§ **WHAT NEEDS TO BE DONE**
Print all the records exactly, please.

§ **PROVIDED INFORMATION**
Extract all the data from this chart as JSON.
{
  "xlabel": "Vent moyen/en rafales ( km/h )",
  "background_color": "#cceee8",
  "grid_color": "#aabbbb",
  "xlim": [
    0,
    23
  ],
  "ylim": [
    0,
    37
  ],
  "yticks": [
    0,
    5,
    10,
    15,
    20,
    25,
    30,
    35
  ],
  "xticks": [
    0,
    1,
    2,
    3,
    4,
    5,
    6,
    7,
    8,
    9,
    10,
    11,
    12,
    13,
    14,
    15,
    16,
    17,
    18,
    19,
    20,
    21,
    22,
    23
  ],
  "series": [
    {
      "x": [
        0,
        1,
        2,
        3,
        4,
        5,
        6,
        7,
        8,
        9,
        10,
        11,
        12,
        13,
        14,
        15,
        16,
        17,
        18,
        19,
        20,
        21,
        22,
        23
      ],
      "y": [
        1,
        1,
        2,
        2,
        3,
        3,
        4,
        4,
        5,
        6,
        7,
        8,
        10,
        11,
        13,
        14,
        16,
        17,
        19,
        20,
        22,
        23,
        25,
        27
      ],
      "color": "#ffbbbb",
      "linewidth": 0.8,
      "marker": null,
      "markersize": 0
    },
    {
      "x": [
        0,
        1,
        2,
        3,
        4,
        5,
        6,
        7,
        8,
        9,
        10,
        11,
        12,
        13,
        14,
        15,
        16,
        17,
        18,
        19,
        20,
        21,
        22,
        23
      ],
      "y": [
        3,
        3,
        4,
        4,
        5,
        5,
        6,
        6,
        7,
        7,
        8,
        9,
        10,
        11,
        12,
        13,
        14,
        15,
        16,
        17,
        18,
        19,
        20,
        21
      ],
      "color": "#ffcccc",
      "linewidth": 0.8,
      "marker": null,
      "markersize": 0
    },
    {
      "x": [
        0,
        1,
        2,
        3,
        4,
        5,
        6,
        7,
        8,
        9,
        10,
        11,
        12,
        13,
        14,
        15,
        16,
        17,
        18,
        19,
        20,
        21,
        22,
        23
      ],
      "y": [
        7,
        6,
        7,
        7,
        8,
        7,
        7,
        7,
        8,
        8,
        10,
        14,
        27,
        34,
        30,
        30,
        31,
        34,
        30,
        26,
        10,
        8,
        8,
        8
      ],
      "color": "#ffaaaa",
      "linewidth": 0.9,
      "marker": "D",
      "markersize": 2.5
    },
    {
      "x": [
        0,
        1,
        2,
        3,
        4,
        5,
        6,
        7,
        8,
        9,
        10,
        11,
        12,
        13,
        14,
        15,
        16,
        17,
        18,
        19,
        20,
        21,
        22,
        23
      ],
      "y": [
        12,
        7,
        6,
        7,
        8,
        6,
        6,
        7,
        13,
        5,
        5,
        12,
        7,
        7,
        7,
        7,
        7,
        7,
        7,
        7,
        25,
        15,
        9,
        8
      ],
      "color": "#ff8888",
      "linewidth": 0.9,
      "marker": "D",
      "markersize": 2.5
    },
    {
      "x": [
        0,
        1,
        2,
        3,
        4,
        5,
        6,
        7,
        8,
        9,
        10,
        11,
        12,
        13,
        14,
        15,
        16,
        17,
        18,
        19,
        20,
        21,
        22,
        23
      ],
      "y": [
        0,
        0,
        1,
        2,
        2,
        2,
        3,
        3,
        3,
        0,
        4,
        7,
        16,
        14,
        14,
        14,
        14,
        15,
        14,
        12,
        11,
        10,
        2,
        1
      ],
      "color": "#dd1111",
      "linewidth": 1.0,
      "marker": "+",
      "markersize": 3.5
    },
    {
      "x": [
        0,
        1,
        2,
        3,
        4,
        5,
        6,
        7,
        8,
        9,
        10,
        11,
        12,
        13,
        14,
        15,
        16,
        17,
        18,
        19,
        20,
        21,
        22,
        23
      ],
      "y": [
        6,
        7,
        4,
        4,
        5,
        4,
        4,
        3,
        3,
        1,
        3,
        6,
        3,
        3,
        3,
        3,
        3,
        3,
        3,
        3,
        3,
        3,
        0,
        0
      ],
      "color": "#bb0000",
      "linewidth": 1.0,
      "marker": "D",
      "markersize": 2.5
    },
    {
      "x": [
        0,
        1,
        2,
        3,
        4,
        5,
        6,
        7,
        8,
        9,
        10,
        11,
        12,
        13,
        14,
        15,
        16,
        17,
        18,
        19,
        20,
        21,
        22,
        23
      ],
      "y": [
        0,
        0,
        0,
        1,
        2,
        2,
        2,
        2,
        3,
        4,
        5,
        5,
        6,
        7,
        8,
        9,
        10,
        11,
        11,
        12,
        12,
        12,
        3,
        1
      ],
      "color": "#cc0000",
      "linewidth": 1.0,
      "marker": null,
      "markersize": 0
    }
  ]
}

§ **THE SOLUTION**
Extract all the data from this chart as JSON.
{
  "xlabel": "Vent moyen/en rafales ( km/h )",
  "background_color": "#cceee8",
  "grid_color": "#aabbbb",
  "xlim": [
    0,
    23
  ],
  "ylim": [
    0,
    37
  ],
  "yticks": [
    0,
    5,
    10,
    15,
    20,
    25,
    30,
    35
  ],
  "xticks": [
    0,
    1,
    2,
    3,
    4,
    5,
    6,
    7,
    8,
    9,
    10,
    11,
    12,
    13,
    14,
    15,
    16,
    17,
    18,
    19,
    20,
    21,
    22,
    23
  ],
  "series": [
    {
      "x": [
        0,
        1,
        2,
        3,
        4,
        5,
        6,
        7,
        8,
        9,
        10,
        11,
        12,
        13,
        14,
        15,
        16,
        17,
        18,
        19,
        20,
        21,
        22,
        23
      ],
      "y": [
        1,
        1,
        2,
        2,
        3,
        3,
        4,
        4,
        5,
        6,
        7,
        8,
        10,
        11,
        13,
        14,
        16,
        17,
        19,
        20,
        22,
        23,
        25,
        27
      ],
      "color": "#ffbbbb",
      "linewidth": 0.8,
      "marker": null,
      "markersize": 0
    },
    {
      "x": [
        0,
        1,
        2,
        3,
        4,
        5,
        6,
        7,
        8,
        9,
        10,
        11,
        12,
        13,
        14,
        15,
        16,
        17,
        18,
        19,
        20,
        21,
        22,
        23
      ],
      "y": [
        3,
        3,
        4,
        4,
        5,
        5,
        6,
        6,
        7,
        7,
        8,
        9,
        10,
        11,
        12,
        13,
        14,
        15,
        16,
        17,
        18,
        19,
        20,
        21
      ],
      "color": "#ffcccc",
      "linewidth": 0.8,
      "marker": null,
      "markersize": 0
    },
    {
      "x": [
        0,
        1,
        2,
        3,
        4,
        5,
        6,
        7,
        8,
        9,
        10,
        11,
        12,
        13,
        14,
        15,
        16,
        17,
        18,
        19,
        20,
        21,
        22,
        23
      ],
      "y": [
        7,
        6,
        7,
        7,
        8,
        7,
        7,
        7,
        8,
        8,
        10,
        14,
        27,
        34,
        30,
        30,
        31,
        34,
        30,
        26,
        10,
        8,
        8,
        8
      ],
      "color": "#ffaaaa",
      "linewidth": 0.9,
      "marker": "D",
      "markersize": 2.5
    },
    {
      "x": [
        0,
        1,
        2,
        3,
        4,
        5,
        6,
        7,
        8,
        9,
        10,
        11,
        12,
        13,
        14,
        15,
        16,
        17,
        18,
        19,
        20,
        21,
        22,
        23
      ],
      "y": [
        12,
        7,
        6,
        7,
        8,
        6,
        6,
        7,
        13,
        5,
        5,
        12,
        7,
        7,
        7,
        7,
        7,
        7,
        7,
        7,
        25,
        15,
        9,
        8
      ],
      "color": "#ff8888",
      "linewidth": 0.9,
      "marker": "D",
      "markersize": 2.5
    },
    {
      "x": [
        0,
        1,
        2,
        3,
        4,
        5,
        6,
        7,
        8,
        9,
        10,
        11,
        12,
        13,
        14,
        15,
        16,
        17,
        18,
        19,
        20,
        21,
        22,
        23
      ],
      "y": [
        0,
        0,
        1,
        2,
        2,
        2,
        3,
        3,
        3,
        0,
        4,
        7,
        16,
        14,
        14,
        14,
        14,
        15,
        14,
        12,
        11,
        10,
        2,
        1
      ],
      "color": "#dd1111",
      "linewidth": 1.0,
      "marker": "+",
      "markersize": 3.5
    },
    {
      "x": [
        0,
        1,
        2,
        3,
        4,
        5,
        6,
        7,
        8,
        9,
        10,
        11,
        12,
        13,
        14,
        15,
        16,
        17,
        18,
        19,
        20,
        21,
        22,
        23
      ],
      "y": [
        6,
        7,
        4,
        4,
        5,
        4,
        4,
        3,
        3,
        1,
        3,
        6,
        3,
        3,
        3,
        3,
        3,
        3,
        3,
        3,
        3,
        3,
        0,
        0
      ],
      "color": "#bb0000",
      "linewidth": 1.0,
      "marker": "D",
      "markersize": 2.5
    },
    {
      "x": [
        0,
        1,
        2,
        3,
        4,
        5,
        6,
        7,
        8,
        9,
        10,
        11,
        12,
        13,
        14,
        15,
        16,
        17,
        18,
        19,
        20,
        21,
        22,
        23
      ],
      "y": [
        0,
        0,
        0,
        1,
        2,
        2,
        2,
        2,
        3,
        4,
        5,
        5,
        6,
        7,
        8,
        9,
        10,
        11,
        11,
        12,
        12,
        12,
        3,
        1
      ],
      "color": "#cc0000",
      "linewidth": 1.0,
      "marker": null,
      "markersize": 0
    }
  ]
}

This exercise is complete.